Exercise: Go through the listing below and gather every line with the word "pasif".

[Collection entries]
* * *
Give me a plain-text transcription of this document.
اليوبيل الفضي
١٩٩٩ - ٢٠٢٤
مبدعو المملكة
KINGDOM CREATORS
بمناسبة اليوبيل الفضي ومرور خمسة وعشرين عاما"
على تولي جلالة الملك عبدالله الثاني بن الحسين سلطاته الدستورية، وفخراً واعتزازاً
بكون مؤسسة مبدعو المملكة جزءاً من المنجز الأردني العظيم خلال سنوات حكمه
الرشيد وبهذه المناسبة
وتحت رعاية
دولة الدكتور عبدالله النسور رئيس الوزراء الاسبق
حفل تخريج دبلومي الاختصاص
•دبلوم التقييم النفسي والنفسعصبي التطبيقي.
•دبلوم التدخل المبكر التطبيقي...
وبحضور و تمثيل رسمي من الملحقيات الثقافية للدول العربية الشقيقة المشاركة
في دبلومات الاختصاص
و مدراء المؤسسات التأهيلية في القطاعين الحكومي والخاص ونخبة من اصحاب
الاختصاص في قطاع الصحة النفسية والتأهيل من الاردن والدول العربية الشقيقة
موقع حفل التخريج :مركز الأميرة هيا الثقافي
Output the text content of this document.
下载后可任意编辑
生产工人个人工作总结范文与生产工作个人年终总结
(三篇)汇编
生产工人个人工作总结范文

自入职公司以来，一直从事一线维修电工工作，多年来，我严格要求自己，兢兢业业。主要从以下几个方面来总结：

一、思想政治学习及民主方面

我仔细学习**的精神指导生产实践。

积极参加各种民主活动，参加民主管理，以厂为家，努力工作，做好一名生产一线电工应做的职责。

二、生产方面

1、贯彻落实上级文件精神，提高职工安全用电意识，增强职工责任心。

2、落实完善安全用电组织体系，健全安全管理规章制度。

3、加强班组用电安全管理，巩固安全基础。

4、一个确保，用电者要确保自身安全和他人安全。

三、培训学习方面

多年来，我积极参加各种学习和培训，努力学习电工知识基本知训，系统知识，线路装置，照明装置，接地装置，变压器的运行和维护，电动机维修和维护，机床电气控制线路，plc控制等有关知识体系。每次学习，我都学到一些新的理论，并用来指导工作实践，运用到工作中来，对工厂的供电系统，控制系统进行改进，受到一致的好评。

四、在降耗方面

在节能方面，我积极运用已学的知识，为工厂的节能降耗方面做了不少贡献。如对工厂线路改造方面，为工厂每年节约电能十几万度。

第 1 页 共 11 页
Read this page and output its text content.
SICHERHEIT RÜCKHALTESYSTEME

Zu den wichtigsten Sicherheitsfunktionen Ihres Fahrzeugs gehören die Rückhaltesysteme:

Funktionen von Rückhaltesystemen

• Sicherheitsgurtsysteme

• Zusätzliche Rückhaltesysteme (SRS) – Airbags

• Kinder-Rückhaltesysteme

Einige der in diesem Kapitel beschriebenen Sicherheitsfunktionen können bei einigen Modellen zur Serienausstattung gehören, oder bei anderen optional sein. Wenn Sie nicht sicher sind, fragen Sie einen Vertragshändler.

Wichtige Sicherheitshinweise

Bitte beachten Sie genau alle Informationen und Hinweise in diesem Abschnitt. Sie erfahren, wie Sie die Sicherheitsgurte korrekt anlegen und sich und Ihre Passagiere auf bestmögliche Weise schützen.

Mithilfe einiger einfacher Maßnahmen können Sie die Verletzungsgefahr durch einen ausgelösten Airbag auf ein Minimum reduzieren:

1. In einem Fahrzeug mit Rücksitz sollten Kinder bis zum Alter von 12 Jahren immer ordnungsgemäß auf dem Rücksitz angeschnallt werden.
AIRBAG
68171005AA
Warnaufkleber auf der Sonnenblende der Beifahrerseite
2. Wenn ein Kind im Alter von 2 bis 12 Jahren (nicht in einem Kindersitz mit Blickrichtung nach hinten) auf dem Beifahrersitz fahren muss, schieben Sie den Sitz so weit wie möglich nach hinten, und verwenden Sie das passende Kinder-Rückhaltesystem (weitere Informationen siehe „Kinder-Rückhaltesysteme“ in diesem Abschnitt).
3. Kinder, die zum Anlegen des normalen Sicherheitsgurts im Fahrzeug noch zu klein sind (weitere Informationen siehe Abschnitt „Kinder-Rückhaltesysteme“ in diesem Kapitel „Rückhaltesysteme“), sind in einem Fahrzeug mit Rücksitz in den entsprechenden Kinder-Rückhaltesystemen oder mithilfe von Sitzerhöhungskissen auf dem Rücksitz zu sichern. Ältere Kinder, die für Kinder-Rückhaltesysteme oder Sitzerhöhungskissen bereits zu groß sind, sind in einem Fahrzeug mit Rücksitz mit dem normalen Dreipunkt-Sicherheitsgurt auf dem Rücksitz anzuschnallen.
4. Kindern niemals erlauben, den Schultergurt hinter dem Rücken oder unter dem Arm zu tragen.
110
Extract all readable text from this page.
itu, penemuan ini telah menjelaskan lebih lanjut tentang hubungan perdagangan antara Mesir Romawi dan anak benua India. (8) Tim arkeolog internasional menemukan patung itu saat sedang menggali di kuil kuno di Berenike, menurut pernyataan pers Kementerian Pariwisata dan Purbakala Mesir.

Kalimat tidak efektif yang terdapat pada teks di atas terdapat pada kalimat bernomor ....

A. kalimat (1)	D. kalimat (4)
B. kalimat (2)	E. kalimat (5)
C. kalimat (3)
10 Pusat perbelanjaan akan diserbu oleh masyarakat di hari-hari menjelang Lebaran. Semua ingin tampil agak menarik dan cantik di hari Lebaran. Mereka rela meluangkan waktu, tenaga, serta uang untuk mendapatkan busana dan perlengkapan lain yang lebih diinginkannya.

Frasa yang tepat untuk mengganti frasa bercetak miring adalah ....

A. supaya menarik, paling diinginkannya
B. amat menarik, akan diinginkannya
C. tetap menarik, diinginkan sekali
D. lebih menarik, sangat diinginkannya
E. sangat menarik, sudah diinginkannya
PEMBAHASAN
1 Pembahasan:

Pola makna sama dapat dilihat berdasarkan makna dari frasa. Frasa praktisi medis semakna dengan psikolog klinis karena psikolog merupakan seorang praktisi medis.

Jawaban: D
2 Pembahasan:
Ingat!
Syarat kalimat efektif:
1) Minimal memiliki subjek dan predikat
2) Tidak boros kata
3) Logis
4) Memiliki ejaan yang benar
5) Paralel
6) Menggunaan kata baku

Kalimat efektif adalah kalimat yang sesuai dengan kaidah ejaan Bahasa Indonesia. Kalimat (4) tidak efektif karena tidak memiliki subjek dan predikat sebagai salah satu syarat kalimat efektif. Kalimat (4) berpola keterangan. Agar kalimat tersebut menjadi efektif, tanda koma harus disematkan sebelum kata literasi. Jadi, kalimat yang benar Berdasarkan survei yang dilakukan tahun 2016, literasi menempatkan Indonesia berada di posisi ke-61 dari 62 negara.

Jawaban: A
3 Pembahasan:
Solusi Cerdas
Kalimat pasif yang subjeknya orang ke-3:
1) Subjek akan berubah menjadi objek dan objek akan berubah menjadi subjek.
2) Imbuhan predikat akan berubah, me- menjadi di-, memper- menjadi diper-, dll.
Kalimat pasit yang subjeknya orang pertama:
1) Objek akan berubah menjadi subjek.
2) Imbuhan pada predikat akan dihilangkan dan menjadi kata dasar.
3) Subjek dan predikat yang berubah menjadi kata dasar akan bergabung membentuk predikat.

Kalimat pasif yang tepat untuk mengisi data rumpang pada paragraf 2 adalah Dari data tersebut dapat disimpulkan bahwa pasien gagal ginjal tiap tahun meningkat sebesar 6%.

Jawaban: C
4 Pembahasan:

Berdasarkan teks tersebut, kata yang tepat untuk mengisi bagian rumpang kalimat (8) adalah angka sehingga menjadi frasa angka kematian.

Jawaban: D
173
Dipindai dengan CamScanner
* * *
Output for this exercise:
Kalimat pasif yang subjeknya orang ke-3:
Kalimat pasif yang tepat untuk mengisi data rumpang pada paragraf 2 adalah Dari data tersebut dapat disimpulkan bahwa pasien gagal ginjal tiap tahun meningkat sebesar 6%.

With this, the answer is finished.